REQUIREMENTS
Using the entries that follow, state how many lines contain the word "安全教育宣传周". The response is that number and nothing more.

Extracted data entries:
****************************************

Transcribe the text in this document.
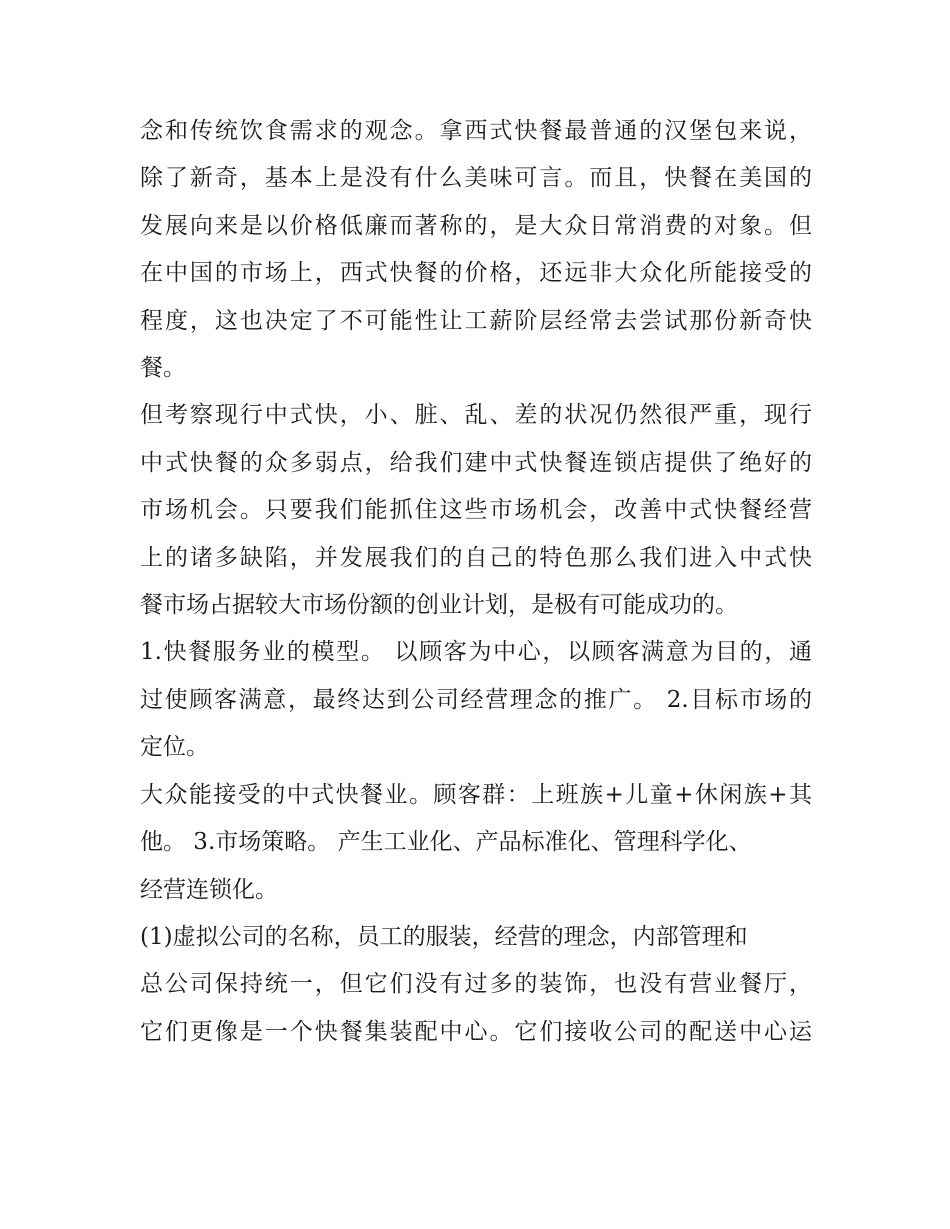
念和传统饮食需求的观念。拿西式快餐最普通的汉堡包来说，
除了新奇，基本上是没有什么美味可言。而且，快餐在美国的
发展向来是以价格低廉而著称的，是大众日常消费的对象。但
在中国的市场上，西式快餐的价格，还远非大众化所能接受的
程度，这也决定了不可能性让工薪阶层经常去尝试那份新奇快
餐。

但考察现行中式快，小、脏、乱、差的状况仍然很严重，现行
中式快餐的众多弱点，给我们建中式快餐连锁店提供了绝好的
市场机会。只要我们能抓住这些市场机会，改善中式快餐经营
上的诸多缺陷，并发展我们的自己的特色那么我们进入中式快
餐市场占据较大市场份额的创业计划，是极有可能成功的。

1.快餐服务业的模型。 以顾客为中心，以顾客满意为目的，通
过使顾客满意，最终达到公司经营理念的推广。 2.目标市场的
定位。

大众能接受的中式快餐业。顾客群：上班族+儿童+休闲族+其
他。 3.市场策略。 产生工业化、产品标准化、管理科学化、
经营连锁化。

(1)虚拟公司的名称，员工的服装，经营的理念，内部管理和
总公司保持统一，但它们没有过多的装饰，也没有营业餐厅，
它们更像是一个快餐集装配中心。它们接收公司的配送中心运
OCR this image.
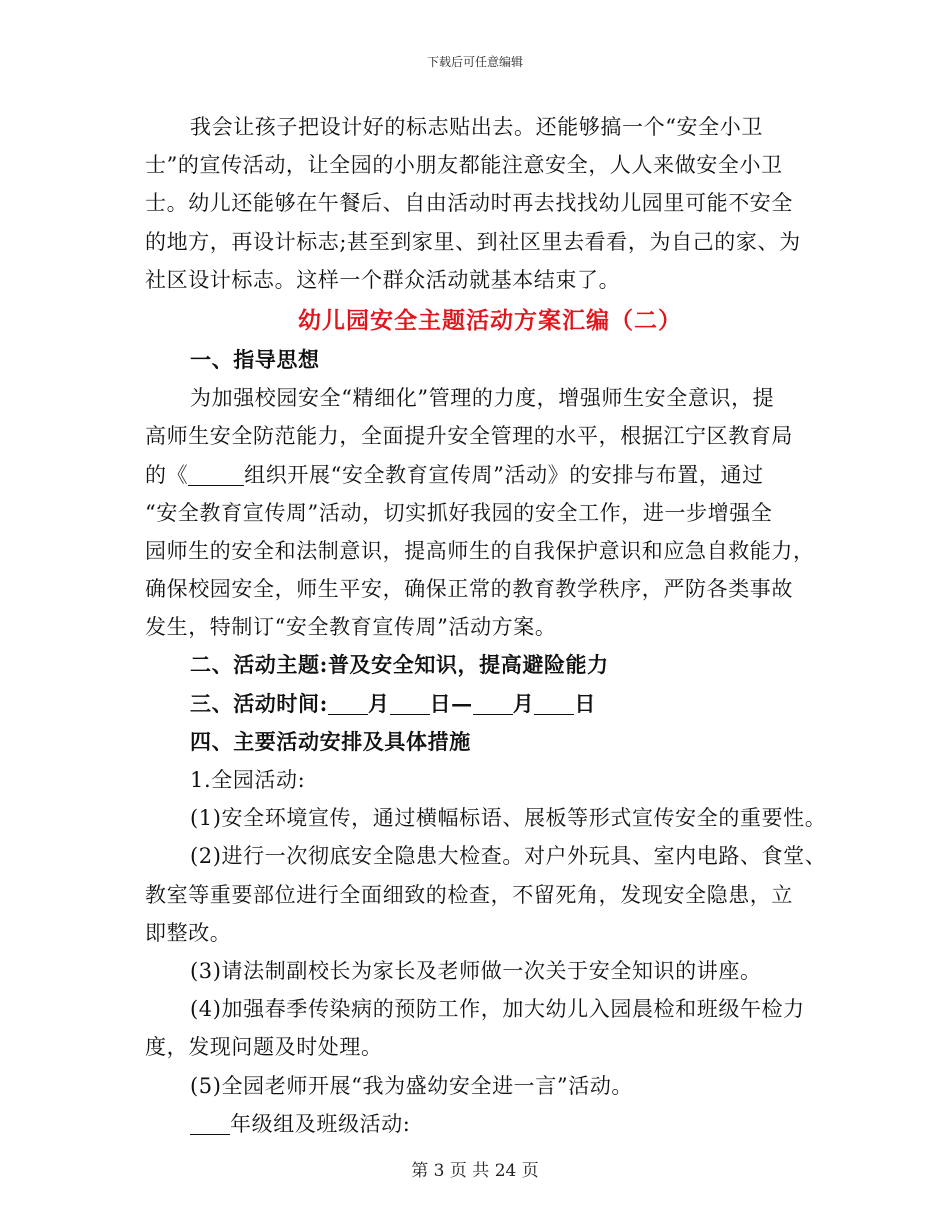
下载后可任意编辑
我会让孩子把设计好的标志贴出去。还能够搞一个“安全小卫
士”的宣传活动，让全园的小朋友都能注意安全，人人来做安全小卫
士。幼儿还能够在午餐后、自由活动时再去找找幼儿园里可能不安全
的地方，再设计标志;甚至到家里、到社区里去看看，为自己的家、为
社区设计标志。这样一个群众活动就基本结束了。
幼儿园安全主题活动方案汇编（二）
一、指导思想
为加强校园安全“精细化”管理的力度，增强师生安全意识，提
高师生安全防范能力，全面提升安全管理的水平，根据江宁区教育局
的《	组织开展“安全教育宣传周”活动》的安排与布置，通过
“安全教育宣传周”活动，切实抓好我园的安全工作，进一步增强全
园师生的安全和法制意识，提高师生的自我保护意识和应急自救能力，
确保校园安全，师生平安，确保正常的教育教学秩序，严防各类事故
发生，特制订“安全教育宣传周”活动方案。
二、活动主题:普及安全知识，提高避险能力
三、活动时间: 月 日— 月 日
四、主要活动安排及具体措施
1.全园活动:
(1)安全环境宣传，通过横幅标语、展板等形式宣传安全的重要性。
(2)进行一次彻底安全隐患大检查。对户外玩具、室内电路、食堂、
教室等重要部位进行全面细致的检查，不留死角，发现安全隐患，立
即整改。
(3)请法制副校长为家长及老师做一次关于安全知识的讲座。
(4)加强春季传染病的预防工作，加大幼儿入园晨检和班级午检力
度，发现问题及时处理。
(5)全园老师开展“我为盛幼安全进一言”活动。
年级组及班级活动:
第 3 页 共 24 页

****************************************

REPLY TO THE TASK
3